> DO THIS
In the lines below, how many hold the word "image"? Answer only with the number.

> EXCERPTED DATA
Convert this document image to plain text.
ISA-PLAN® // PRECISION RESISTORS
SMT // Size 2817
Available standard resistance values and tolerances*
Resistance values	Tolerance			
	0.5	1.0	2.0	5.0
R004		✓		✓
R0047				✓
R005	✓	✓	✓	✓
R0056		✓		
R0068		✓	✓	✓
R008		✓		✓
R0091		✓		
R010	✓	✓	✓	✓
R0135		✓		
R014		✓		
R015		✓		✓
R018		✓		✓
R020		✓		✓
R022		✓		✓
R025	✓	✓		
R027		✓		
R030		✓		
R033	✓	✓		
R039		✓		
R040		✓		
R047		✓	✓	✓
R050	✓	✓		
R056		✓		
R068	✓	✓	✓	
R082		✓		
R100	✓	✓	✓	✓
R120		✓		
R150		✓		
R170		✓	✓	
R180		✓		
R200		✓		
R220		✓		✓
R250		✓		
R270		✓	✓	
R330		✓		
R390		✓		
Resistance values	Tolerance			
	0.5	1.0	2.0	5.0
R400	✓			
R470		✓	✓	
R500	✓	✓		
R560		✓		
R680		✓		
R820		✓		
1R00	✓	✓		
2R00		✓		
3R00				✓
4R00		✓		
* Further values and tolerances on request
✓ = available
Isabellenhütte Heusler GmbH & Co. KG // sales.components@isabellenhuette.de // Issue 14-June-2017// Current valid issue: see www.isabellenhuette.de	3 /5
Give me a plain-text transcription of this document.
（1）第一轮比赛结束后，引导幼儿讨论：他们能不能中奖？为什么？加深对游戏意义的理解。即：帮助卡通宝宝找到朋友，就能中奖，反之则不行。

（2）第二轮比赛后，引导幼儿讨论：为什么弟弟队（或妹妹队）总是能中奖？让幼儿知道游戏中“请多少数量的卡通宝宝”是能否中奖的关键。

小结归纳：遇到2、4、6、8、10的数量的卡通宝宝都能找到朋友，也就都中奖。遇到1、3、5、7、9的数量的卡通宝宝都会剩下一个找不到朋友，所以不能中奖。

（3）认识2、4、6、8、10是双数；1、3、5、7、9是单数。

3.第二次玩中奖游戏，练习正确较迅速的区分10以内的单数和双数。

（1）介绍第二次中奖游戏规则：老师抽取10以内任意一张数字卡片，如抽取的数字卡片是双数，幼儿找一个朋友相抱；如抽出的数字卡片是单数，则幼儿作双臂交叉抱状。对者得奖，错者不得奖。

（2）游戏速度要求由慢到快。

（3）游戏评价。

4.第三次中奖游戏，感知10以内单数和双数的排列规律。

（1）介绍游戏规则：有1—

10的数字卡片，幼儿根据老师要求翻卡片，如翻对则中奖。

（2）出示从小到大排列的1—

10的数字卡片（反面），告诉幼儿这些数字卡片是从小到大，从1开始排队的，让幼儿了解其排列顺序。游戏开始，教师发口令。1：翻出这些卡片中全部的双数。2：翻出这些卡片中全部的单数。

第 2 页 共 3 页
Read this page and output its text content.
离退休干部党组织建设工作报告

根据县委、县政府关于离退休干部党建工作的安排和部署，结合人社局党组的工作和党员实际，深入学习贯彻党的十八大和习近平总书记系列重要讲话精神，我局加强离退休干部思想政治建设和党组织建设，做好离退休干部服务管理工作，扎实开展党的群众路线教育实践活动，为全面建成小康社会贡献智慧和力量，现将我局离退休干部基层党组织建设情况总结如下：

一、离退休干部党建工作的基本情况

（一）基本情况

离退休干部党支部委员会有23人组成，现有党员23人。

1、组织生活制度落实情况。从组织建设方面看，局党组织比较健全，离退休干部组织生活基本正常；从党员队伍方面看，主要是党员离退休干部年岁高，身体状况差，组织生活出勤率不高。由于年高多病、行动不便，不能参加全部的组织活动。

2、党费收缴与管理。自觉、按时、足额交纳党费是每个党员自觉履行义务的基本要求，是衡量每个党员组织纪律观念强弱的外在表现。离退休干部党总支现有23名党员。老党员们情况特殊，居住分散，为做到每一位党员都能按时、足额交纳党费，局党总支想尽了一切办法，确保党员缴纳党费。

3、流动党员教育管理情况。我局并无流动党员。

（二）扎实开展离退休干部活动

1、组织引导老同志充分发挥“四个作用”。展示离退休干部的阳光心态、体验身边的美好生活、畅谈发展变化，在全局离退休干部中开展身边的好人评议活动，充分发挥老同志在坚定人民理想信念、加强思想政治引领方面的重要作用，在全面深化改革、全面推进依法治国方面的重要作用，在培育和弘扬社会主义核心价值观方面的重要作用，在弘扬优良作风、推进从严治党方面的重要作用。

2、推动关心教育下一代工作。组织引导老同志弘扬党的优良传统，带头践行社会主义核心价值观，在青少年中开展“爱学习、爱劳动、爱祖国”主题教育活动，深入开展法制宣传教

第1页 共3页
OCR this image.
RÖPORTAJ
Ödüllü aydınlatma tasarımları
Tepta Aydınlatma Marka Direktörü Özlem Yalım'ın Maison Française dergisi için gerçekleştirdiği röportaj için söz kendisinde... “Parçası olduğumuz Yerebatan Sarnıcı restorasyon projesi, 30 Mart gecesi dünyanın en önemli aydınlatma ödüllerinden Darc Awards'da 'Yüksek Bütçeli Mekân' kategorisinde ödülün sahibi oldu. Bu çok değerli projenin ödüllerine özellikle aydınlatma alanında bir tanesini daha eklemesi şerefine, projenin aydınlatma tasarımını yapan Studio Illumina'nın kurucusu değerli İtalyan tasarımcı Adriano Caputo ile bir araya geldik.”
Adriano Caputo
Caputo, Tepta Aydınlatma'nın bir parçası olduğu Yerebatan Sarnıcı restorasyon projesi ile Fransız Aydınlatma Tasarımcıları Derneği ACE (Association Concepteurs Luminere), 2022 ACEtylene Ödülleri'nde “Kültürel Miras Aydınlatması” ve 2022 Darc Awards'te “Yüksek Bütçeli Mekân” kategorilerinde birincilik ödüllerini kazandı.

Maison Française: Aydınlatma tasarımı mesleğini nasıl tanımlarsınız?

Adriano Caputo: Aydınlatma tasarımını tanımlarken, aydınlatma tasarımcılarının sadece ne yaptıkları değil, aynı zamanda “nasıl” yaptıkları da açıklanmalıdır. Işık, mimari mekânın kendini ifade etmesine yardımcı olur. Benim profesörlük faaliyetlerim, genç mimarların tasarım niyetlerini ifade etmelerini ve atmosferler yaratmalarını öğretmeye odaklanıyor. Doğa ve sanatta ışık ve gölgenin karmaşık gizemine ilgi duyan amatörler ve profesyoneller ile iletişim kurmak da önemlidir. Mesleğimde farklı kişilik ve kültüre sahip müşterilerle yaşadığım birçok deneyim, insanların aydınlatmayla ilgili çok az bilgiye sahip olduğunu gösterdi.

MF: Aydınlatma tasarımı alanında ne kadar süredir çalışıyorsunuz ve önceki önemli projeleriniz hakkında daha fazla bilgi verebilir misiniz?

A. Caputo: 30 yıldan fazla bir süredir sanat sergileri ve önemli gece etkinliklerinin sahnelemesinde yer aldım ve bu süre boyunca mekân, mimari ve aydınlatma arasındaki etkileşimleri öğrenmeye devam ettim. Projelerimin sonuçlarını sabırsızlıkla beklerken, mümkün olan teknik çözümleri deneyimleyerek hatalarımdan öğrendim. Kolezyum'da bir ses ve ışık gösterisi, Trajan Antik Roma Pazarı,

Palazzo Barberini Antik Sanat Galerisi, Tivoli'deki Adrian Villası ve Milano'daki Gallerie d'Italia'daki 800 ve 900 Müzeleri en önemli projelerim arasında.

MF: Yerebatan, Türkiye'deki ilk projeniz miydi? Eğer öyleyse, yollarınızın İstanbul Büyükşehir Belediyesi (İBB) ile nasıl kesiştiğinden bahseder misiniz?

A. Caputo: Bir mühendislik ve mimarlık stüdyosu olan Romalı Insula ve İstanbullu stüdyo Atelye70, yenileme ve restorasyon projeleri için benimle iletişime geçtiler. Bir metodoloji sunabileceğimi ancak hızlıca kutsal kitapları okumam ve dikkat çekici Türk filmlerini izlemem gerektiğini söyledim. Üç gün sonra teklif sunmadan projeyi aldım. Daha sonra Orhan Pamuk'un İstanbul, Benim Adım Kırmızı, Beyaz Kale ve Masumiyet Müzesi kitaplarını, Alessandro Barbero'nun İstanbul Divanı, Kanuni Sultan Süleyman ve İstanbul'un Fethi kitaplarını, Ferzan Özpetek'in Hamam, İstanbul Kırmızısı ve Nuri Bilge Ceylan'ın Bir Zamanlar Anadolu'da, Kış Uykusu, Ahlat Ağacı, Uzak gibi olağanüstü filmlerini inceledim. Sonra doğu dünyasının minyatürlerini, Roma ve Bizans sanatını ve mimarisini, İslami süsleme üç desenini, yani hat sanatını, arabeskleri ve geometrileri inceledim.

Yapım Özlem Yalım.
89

> EXPECTED ANSWER
2